Yapılacaklar:
• 1. "Kağıttaki Notlar" yazısına göre Karagümrük ilk 10 haftada kaç yenilgi aldı ve kaç puan topladı?
• 2. Kayıtları ilk satırdan başlayarak hiç değiştirmeden yazdırın ve "paragraph-penalization: penalizacji zachowań" ifadesinin geçtiği satırı da yazdırdıktan sonra durun.

━━━━━ Kaynak Belge ━━━━━

Çarşamba, Aralık 29

Kağıttaki Notlar

"Oyuncularımdan geride hücumu başlatmalarını istiyorum. İnsanlar da bana 'Bunu talep etmekten korkmuyor musun?' diye soruyorlar. Dürüst olmam gerekirse, bundan korkmamı gerektirecek bir deneyimim yok. Kapalı gişe San Siro'nun önünde kalecimden top alıp oyun kurmadım ki! Maçları izlerken kağıda, tahtaya aldığım sayısız notu sahaya yansıtmaya çalışıyorum."

Francesco Farioli bu röportajı Socrates'in Kasım sayısına verdi. Yani Ekim ayında bu cümleleri kullanmış olmalı. Bense Aralık ayında röportaja denk geldim. Cümleyi okuduğum anda kafamda bazı düşünceler çarpıştı. Bu cümleden ne anlamalıydık?Çok fazla fikre davet eden bir paragraf vardı önümüzde. Teori ve pratik karşı karşıya... Peki hangisi ağır basar?

Soruların hiçbirine net cevap bulamamışken o günün akşamında Karagümrük'ün Farioli ile yolları ayırdığı haberi geldi. Ekim ayının en parlak ismi, Kasım ayında adı Beşiktaş ve Fenerbahçe ile anılan genç teknik direktör, Aralık ayında işsiz kalmıştı.

Süleyman Hurma sonrasında yaptığı açıklamada hocası hakkında çıkan transfer haberlerinden rahatsız olduğunu dile getirip, ayrılık kararını bu gelişmelere bağlamıştı. Fakat son yedi maçında sadece bir kez kazanmış takımın istatistikleri sezon başındaki gibi olsaydı (ilk 10 haftada 2 yenilgi ve 19 puan) birliktelik devam ederdi sanki.

O zaman sahanın içine biraz göz atmakta fayda var. Esasında Karagümrük'ün oyunu hakkında ufak eleştirilerimizi Galatasaray maçının ardından yazmıştık. O yüzden bu büyük parçayı es geçeceğiz ve Farioli'den alıntı yaptığımız cümlelerden devam edeceğiz.

━━━━━ Verilen Bilgiler ━━━━━

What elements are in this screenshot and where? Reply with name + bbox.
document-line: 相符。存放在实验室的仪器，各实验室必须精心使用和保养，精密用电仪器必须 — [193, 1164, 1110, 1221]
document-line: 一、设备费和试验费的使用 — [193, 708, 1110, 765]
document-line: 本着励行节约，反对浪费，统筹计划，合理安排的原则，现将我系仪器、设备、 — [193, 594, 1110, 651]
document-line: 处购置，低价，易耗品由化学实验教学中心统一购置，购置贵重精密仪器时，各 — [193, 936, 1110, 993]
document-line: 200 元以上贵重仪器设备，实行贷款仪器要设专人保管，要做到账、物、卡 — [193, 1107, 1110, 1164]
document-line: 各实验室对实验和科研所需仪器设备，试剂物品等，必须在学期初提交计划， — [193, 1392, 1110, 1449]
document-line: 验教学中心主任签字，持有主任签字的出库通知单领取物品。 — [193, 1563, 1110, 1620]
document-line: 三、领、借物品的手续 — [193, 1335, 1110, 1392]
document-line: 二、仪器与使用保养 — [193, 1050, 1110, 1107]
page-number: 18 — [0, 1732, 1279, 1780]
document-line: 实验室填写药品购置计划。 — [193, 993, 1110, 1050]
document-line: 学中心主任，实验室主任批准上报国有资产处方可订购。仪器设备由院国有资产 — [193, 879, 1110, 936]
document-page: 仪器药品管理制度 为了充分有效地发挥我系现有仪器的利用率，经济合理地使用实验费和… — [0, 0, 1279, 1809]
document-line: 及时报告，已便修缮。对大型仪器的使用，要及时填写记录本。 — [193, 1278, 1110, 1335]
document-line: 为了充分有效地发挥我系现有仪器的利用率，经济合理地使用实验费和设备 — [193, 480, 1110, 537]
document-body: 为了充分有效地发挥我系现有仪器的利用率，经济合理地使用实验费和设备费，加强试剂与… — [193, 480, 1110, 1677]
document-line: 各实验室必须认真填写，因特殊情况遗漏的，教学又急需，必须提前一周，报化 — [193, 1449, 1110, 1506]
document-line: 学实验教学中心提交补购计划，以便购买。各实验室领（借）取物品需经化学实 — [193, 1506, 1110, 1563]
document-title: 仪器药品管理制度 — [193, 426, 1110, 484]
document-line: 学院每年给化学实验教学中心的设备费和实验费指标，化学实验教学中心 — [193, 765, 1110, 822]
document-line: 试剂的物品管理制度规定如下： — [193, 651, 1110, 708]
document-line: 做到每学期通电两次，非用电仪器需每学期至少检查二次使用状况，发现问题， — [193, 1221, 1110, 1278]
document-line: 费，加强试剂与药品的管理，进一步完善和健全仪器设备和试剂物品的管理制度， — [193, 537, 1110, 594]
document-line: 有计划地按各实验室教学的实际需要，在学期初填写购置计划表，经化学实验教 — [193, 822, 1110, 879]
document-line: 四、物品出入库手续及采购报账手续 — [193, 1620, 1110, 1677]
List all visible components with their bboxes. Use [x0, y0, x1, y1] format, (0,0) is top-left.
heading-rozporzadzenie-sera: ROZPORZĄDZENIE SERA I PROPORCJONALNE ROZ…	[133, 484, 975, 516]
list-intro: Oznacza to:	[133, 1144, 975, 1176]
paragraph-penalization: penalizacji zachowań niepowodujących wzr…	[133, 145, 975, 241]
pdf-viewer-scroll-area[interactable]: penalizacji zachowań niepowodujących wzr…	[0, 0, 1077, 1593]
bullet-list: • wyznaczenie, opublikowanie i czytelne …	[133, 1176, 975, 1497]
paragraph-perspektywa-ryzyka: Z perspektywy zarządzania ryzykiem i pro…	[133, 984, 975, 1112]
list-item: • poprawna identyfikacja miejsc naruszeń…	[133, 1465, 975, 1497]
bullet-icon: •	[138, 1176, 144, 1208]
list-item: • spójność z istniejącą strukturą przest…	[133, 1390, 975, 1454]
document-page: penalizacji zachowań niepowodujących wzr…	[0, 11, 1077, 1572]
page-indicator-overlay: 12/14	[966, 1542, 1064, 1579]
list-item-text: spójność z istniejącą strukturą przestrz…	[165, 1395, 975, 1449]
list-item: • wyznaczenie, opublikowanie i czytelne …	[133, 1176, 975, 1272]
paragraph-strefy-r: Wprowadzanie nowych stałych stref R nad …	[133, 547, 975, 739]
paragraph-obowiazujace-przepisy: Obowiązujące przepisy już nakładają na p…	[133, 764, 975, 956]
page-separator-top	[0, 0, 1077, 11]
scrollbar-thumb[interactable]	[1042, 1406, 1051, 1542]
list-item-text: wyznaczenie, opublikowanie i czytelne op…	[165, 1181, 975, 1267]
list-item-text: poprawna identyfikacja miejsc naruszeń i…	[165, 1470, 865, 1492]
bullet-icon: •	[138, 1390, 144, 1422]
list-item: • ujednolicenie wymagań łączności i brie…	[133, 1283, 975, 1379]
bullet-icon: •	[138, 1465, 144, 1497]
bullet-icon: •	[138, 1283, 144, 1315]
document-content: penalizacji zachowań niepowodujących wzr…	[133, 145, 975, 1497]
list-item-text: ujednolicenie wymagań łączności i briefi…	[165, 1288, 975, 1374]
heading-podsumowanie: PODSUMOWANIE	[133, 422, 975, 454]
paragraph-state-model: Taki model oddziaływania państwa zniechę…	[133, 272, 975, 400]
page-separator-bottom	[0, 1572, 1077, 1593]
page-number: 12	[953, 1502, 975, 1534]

━━━━━

Yazılı Yanıtlar:
• 1. İlk 10 haftada 2 yenilgi aldı ve 19 puan topladı.

• 2.
What elements are in this screenshot and where? Reply with name + bbox.
document-line: 相符。存放在实验室的仪器，各实验室必须精心使用和保养，精密用电仪器必须 — [193, 1164, 1110, 1221]
document-line: 一、设备费和试验费的使用 — [193, 708, 1110, 765]
document-line: 本着励行节约，反对浪费，统筹计划，合理安排的原则，现将我系仪器、设备、 — [193, 594, 1110, 651]
document-line: 处购置，低价，易耗品由化学实验教学中心统一购置，购置贵重精密仪器时，各 — [193, 936, 1110, 993]
document-line: 200 元以上贵重仪器设备，实行贷款仪器要设专人保管，要做到账、物、卡 — [193, 1107, 1110, 1164]
document-line: 各实验室对实验和科研所需仪器设备，试剂物品等，必须在学期初提交计划， — [193, 1392, 1110, 1449]
document-line: 验教学中心主任签字，持有主任签字的出库通知单领取物品。 — [193, 1563, 1110, 1620]
document-line: 三、领、借物品的手续 — [193, 1335, 1110, 1392]
document-line: 二、仪器与使用保养 — [193, 1050, 1110, 1107]
page-number: 18 — [0, 1732, 1279, 1780]
document-line: 实验室填写药品购置计划。 — [193, 993, 1110, 1050]
document-line: 学中心主任，实验室主任批准上报国有资产处方可订购。仪器设备由院国有资产 — [193, 879, 1110, 936]
document-page: 仪器药品管理制度 为了充分有效地发挥我系现有仪器的利用率，经济合理地使用实验费和… — [0, 0, 1279, 1809]
document-line: 及时报告，已便修缮。对大型仪器的使用，要及时填写记录本。 — [193, 1278, 1110, 1335]
document-line: 为了充分有效地发挥我系现有仪器的利用率，经济合理地使用实验费和设备 — [193, 480, 1110, 537]
document-body: 为了充分有效地发挥我系现有仪器的利用率，经济合理地使用实验费和设备费，加强试剂与… — [193, 480, 1110, 1677]
document-line: 各实验室必须认真填写，因特殊情况遗漏的，教学又急需，必须提前一周，报化 — [193, 1449, 1110, 1506]
document-line: 学实验教学中心提交补购计划，以便购买。各实验室领（借）取物品需经化学实 — [193, 1506, 1110, 1563]
document-title: 仪器药品管理制度 — [193, 426, 1110, 484]
document-line: 学院每年给化学实验教学中心的设备费和实验费指标，化学实验教学中心 — [193, 765, 1110, 822]
document-line: 试剂的物品管理制度规定如下： — [193, 651, 1110, 708]
document-line: 做到每学期通电两次，非用电仪器需每学期至少检查二次使用状况，发现问题， — [193, 1221, 1110, 1278]
document-line: 费，加强试剂与药品的管理，进一步完善和健全仪器设备和试剂物品的管理制度， — [193, 537, 1110, 594]
document-line: 有计划地按各实验室教学的实际需要，在学期初填写购置计划表，经化学实验教 — [193, 822, 1110, 879]
document-line: 四、物品出入库手续及采购报账手续 — [193, 1620, 1110, 1677]
List all visible components with their bboxes. Use [x0, y0, x1, y1] format, (0,0) is top-left.
heading-rozporzadzenie-sera: ROZPORZĄDZENIE SERA I PROPORCJONALNE ROZ…	[133, 484, 975, 516]
list-intro: Oznacza to:	[133, 1144, 975, 1176]
paragraph-penalization: penalizacji zachowań niepowodujących wzr…	[133, 145, 975, 241]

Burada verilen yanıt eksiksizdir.